(Dataset listings of figures)
>> START

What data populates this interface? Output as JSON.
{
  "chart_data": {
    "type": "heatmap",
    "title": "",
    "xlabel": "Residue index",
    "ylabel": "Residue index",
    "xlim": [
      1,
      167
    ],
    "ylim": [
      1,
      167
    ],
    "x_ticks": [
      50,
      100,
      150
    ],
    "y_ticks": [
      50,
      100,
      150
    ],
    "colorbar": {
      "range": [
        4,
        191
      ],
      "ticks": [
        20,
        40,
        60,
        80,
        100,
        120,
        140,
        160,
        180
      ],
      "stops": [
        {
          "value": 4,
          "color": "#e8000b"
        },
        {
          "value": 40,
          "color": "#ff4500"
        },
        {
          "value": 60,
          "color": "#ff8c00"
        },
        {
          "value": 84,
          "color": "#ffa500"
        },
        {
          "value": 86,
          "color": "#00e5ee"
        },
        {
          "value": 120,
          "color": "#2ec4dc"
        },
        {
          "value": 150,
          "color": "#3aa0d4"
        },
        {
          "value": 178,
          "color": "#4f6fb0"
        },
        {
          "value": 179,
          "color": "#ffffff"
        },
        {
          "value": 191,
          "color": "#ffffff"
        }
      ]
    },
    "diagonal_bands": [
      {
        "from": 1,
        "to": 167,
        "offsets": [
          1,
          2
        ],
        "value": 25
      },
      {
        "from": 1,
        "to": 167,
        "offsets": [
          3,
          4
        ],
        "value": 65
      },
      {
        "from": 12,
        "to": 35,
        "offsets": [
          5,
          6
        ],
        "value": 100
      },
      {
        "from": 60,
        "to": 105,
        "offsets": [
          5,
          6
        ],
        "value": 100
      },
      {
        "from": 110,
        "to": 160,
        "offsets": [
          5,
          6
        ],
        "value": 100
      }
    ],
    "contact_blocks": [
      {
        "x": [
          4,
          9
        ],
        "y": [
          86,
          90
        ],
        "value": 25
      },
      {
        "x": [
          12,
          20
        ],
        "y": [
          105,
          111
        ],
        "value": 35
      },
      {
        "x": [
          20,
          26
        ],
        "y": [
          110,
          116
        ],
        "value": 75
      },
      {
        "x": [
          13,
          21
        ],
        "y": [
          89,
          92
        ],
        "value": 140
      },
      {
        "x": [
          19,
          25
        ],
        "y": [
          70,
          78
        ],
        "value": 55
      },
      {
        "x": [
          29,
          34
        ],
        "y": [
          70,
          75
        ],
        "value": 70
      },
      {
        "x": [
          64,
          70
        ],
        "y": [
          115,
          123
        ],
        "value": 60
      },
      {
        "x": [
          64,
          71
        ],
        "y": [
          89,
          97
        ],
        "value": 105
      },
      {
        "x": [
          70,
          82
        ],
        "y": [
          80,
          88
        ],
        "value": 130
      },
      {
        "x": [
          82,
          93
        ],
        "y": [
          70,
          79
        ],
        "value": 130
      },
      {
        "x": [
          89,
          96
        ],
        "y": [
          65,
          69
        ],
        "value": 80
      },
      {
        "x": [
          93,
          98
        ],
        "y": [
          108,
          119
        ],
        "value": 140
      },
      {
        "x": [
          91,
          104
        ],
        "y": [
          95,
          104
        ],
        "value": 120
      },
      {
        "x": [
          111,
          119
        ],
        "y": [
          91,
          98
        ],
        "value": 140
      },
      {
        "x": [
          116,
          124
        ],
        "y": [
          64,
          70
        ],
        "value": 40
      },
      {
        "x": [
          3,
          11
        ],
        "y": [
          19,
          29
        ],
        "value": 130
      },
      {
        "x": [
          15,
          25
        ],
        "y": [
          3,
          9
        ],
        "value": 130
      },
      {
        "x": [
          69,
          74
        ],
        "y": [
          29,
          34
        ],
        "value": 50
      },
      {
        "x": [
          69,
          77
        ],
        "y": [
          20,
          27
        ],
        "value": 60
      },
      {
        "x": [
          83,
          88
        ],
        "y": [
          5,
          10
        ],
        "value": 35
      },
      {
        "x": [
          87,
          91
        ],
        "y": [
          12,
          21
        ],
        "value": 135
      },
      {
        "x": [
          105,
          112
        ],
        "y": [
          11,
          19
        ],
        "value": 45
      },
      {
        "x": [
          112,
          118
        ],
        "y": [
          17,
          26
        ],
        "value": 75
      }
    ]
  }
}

>> END

◆ **STATED PROBLEM**
Locate the word "Residue" in the entries, and copy every line where it is found.

◆ **RESPONSE**
    "xlabel": "Residue index",
    "ylabel": "Residue index",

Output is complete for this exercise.